(Requirement):
Only the lines holding the string "name" are needed. Copy each one.

— start Exercise material —

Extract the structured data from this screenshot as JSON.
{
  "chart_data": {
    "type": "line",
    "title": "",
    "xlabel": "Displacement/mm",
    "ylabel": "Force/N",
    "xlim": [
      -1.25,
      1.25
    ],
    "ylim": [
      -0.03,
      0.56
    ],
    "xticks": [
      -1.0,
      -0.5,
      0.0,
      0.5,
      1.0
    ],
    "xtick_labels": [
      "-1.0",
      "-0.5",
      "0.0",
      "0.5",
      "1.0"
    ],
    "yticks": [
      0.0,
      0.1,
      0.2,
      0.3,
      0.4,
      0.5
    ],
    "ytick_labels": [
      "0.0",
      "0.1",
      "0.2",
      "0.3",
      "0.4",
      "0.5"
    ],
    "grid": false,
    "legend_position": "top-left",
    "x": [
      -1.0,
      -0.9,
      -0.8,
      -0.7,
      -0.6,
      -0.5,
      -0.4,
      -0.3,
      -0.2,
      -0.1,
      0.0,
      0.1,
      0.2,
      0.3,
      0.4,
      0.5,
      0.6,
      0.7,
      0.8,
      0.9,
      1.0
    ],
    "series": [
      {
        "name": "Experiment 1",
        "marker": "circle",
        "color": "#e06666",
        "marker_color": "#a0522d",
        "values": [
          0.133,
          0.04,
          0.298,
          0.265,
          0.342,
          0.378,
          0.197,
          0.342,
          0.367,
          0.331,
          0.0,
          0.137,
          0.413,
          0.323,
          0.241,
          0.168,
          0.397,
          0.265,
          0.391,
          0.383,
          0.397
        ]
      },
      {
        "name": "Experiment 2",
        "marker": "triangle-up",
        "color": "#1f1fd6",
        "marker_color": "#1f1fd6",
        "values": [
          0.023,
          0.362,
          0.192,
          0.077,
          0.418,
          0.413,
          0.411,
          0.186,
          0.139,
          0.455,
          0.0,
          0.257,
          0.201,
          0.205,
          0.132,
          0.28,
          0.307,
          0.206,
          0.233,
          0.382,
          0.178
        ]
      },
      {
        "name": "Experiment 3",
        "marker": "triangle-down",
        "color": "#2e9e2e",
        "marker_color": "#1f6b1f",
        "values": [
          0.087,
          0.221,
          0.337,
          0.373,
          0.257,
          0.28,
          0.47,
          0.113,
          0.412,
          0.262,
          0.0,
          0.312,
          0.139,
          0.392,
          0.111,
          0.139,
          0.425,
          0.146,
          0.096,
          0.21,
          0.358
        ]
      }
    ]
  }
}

— end Exercise material —

(Problem solution):
        "name": "Experiment 1",
        "name": "Experiment 2",
        "name": "Experiment 3",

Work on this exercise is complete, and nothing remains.